Start of Page text
One night stands are by turns hot, embarrassing, thrilling, funny, rubbish and weird. You can end up having glorious, pole-axing pornstar sex with a person way above your station Similarly, you can finish your evening gently mopping the tears of the 20 year old you just awkwardly and unwittingly deflowered. (The latter is not a good place to be in, trust me...)
In-between there’s a plethora of ups, downs (literal), nearlys and nasties. With such a range of potential conclusions to your congress, it’s not always easy to know the correct way to behave before, during and after. With this in mind, here’s 15 fail-safe tips to getting it right on the first and only night…
1. Think ahead. If you are staying at hers, have a pre-determined exit excuse for the morning. My favourite is "I'm baby-sitting my nephews." (This has the associated benefit of making me appear relatively sensitive and responsible)
The ideal place to make your excuse is in the cab, presuming you aren’t scaling the bases in the back. The same goes if she’s at yours. The right and proper time to tell her she has to leave by, is 11am. If by some glorious twang of Cupid’s arrow you actually want her to stay later than the pre-allotted exit time, just tell her you made up the excuse.
2. Offer breakfast (they generally refuse). You will appear civilised, which will balance out that thing you asked her to do 6 hours ago.
3. Never jizz in her hair.
4. Avoid interaction with housemates/parents/pets. She doesn’t want you to meet them. Her coming out of the bathroom to find you rolling around on her landing floor nuzzling her dog’s belly and calling it a “fuzzy-wuzzy wuv dog” is not an acceptable form of foreplay.
5. Do not be shy in raising the question of going ‘back there’. It’s a one night stand: practically anything goes. However, do not raise that question - whether it be in the form of an actual question or a more physical form of probing - more than twice. You will seem/actually be rape-y. The same goes for spanking and/or choking.
End of Page text
Start of Extracted entries
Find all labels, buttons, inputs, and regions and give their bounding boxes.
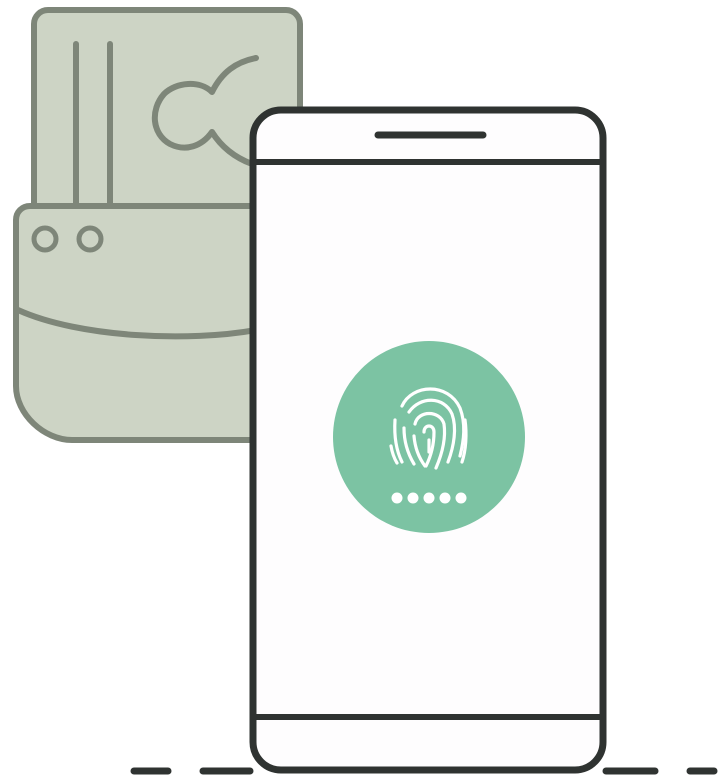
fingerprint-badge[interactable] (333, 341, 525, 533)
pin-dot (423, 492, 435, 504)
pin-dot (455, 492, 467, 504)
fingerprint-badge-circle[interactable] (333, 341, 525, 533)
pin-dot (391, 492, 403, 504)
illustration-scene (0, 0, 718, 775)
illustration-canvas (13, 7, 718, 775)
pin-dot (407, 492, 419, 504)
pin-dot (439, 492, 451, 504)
End of Extracted entries
Start of Extracted entries
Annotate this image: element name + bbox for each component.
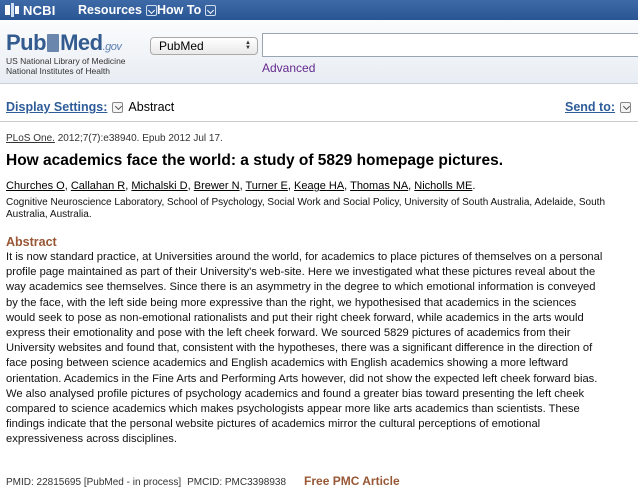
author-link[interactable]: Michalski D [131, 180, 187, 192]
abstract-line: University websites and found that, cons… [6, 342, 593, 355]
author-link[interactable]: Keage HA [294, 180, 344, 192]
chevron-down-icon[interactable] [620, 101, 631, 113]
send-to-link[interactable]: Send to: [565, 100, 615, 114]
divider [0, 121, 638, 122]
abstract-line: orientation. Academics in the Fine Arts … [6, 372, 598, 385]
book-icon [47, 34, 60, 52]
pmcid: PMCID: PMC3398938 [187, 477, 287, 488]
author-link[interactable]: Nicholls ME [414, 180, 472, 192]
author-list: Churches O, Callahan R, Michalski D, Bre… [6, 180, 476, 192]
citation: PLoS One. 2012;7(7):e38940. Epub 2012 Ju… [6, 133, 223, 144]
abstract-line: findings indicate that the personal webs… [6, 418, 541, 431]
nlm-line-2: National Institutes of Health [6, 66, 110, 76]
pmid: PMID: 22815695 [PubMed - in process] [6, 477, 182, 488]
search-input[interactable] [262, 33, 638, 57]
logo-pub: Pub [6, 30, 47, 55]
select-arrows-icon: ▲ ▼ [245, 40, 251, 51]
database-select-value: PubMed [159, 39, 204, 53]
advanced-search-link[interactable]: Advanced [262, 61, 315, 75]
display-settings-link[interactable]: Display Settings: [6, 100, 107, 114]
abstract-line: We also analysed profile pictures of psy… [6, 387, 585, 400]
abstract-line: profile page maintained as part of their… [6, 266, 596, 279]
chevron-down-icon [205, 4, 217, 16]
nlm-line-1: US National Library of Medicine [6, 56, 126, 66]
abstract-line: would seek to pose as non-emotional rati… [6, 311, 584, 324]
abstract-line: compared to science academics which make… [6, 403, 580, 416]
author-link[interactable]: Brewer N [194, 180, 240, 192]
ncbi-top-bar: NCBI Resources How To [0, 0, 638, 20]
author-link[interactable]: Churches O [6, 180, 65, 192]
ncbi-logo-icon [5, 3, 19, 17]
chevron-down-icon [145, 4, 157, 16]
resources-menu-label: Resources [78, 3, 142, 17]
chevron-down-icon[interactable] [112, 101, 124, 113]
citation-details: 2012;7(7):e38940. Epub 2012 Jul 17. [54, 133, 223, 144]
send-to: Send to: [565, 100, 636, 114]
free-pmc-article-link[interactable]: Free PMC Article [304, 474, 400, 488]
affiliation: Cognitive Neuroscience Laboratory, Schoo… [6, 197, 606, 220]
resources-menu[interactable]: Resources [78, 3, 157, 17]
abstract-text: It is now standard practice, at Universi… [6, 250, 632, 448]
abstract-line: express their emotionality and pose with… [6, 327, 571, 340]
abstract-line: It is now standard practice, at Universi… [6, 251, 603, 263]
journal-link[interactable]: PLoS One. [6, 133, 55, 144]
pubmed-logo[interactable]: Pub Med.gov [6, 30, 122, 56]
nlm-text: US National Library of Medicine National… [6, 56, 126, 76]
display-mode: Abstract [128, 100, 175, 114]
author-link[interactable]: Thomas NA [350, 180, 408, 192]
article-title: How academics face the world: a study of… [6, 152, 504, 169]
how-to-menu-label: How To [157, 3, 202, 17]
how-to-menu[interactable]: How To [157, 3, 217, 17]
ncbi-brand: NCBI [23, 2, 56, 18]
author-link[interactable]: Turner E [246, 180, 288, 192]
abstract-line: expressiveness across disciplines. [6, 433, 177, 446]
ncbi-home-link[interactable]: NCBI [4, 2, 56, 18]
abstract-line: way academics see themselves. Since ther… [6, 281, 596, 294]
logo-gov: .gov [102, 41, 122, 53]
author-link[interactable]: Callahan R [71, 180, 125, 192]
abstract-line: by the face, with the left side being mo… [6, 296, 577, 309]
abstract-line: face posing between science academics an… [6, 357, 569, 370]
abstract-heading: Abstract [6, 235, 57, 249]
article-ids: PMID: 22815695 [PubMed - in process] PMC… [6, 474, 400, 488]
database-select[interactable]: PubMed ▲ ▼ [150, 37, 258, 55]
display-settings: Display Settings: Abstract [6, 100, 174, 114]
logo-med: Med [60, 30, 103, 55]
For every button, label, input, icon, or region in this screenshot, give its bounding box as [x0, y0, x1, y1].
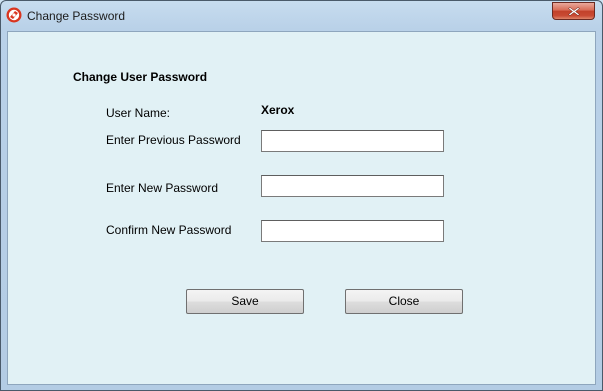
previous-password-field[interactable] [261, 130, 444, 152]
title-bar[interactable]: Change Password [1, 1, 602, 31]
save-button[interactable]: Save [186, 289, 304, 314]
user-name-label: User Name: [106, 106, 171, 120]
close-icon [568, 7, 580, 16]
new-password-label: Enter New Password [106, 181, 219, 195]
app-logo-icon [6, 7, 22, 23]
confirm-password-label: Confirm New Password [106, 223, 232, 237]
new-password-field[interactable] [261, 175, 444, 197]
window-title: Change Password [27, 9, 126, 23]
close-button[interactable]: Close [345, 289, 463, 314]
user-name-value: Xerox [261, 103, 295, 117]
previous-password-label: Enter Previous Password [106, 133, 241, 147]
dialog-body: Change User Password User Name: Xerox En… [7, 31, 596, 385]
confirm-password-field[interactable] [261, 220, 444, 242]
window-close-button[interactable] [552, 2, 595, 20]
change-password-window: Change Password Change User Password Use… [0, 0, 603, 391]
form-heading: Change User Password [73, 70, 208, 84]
End of Extracted entries
Work to complete
Rewrite the one-night-stand tips from "3. Never jizz" to "spanking and/or choking.", putting "cat" wherever "dog" appears.

Expected output
3. Never jizz in her hair.
4. Avoid interaction with housemates/parents/pets. She doesn’t want you to meet them. Her coming out of the bathroom to find you rolling around on her landing floor nuzzling her cat’s belly and calling it a “fuzzy-wuzzy wuv cat” is not an acceptable form of foreplay.
5. Do not be shy in raising the question of going ‘back there’. It’s a one night stand: practically anything goes. However, do not raise that question - whether it be in the form of an actual question or a more physical form of probing - more than twice. You will seem/actually be rape-y. The same goes for spanking and/or choking.